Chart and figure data
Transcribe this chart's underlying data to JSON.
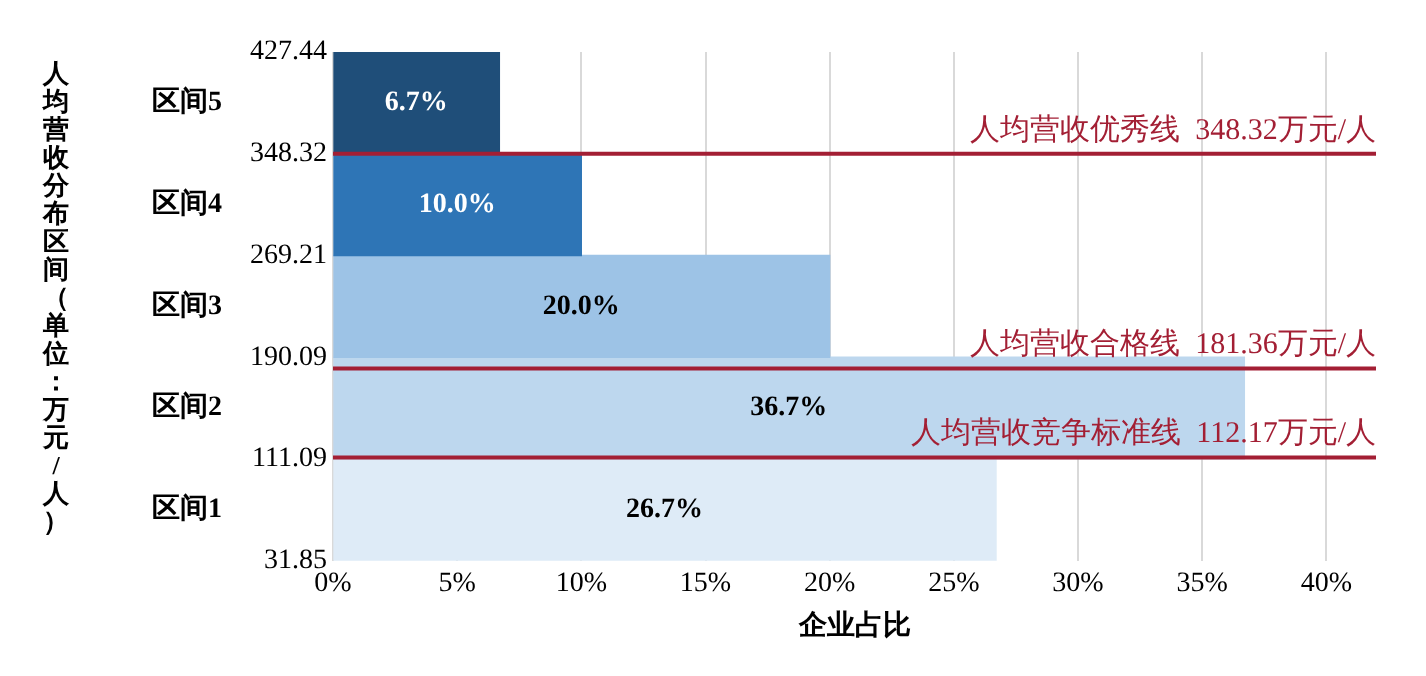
{
  "chart_data": {
    "type": "histogram",
    "orientation": "horizontal",
    "xlabel": "企业占比",
    "ylabel": "人均营收分布区间（单位：万元/人）",
    "categories": [
      "区间5",
      "区间4",
      "区间3",
      "区间2",
      "区间1"
    ],
    "bins": [
      427.44,
      348.32,
      269.21,
      190.09,
      111.09,
      31.85
    ],
    "values": [
      6.7,
      10.0,
      20.0,
      36.7,
      26.7
    ],
    "value_labels": [
      "6.7%",
      "10.0%",
      "20.0%",
      "36.7%",
      "26.7%"
    ],
    "colors": [
      "#1f4e79",
      "#2e75b6",
      "#9dc3e6",
      "#bdd7ee",
      "#deebf7"
    ],
    "xlim": [
      0,
      42
    ],
    "xticks": [
      {
        "value": 0,
        "label": "0%"
      },
      {
        "value": 5,
        "label": "5%"
      },
      {
        "value": 10,
        "label": "10%"
      },
      {
        "value": 15,
        "label": "15%"
      },
      {
        "value": 20,
        "label": "20%"
      },
      {
        "value": 25,
        "label": "25%"
      },
      {
        "value": 30,
        "label": "30%"
      },
      {
        "value": 35,
        "label": "35%"
      },
      {
        "value": 40,
        "label": "40%"
      }
    ],
    "ylim": [
      31.85,
      427.44
    ],
    "yticks": [
      31.85,
      111.09,
      190.09,
      269.21,
      348.32,
      427.44
    ],
    "grid": "x",
    "legend": false,
    "ref_lines": [
      {
        "axis": "y",
        "value": 348.32,
        "label": "人均营收优秀线  348.32万元/人",
        "color": "#a31f34"
      },
      {
        "axis": "y",
        "value": 181.36,
        "label": "人均营收合格线  181.36万元/人",
        "color": "#a31f34"
      },
      {
        "axis": "y",
        "value": 112.17,
        "label": "人均营收竞争标准线  112.17万元/人",
        "color": "#a31f34"
      }
    ]
  }
}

* **WHAT THE TASK REQUIRES**
Repeat the records above exactly, omitting every picture.

* **EXERCISE ANSWER**
Transcribe this chart's underlying data to JSON.
{
  "chart_data": {
    "type": "histogram",
    "orientation": "horizontal",
    "xlabel": "企业占比",
    "ylabel": "人均营收分布区间（单位：万元/人）",
    "categories": [
      "区间5",
      "区间4",
      "区间3",
      "区间2",
      "区间1"
    ],
    "bins": [
      427.44,
      348.32,
      269.21,
      190.09,
      111.09,
      31.85
    ],
    "values": [
      6.7,
      10.0,
      20.0,
      36.7,
      26.7
    ],
    "value_labels": [
      "6.7%",
      "10.0%",
      "20.0%",
      "36.7%",
      "26.7%"
    ],
    "colors": [
      "#1f4e79",
      "#2e75b6",
      "#9dc3e6",
      "#bdd7ee",
      "#deebf7"
    ],
    "xlim": [
      0,
      42
    ],
    "xticks": [
      {
        "value": 0,
        "label": "0%"
      },
      {
        "value": 5,
        "label": "5%"
      },
      {
        "value": 10,
        "label": "10%"
      },
      {
        "value": 15,
        "label": "15%"
      },
      {
        "value": 20,
        "label": "20%"
      },
      {
        "value": 25,
        "label": "25%"
      },
      {
        "value": 30,
        "label": "30%"
      },
      {
        "value": 35,
        "label": "35%"
      },
      {
        "value": 40,
        "label": "40%"
      }
    ],
    "ylim": [
      31.85,
      427.44
    ],
    "yticks": [
      31.85,
      111.09,
      190.09,
      269.21,
      348.32,
      427.44
    ],
    "grid": "x",
    "legend": false,
    "ref_lines": [
      {
        "axis": "y",
        "value": 348.32,
        "label": "人均营收优秀线  348.32万元/人",
        "color": "#a31f34"
      },
      {
        "axis": "y",
        "value": 181.36,
        "label": "人均营收合格线  181.36万元/人",
        "color": "#a31f34"
      },
      {
        "axis": "y",
        "value": 112.17,
        "label": "人均营收竞争标准线  112.17万元/人",
        "color": "#a31f34"
      }
    ]
  }
}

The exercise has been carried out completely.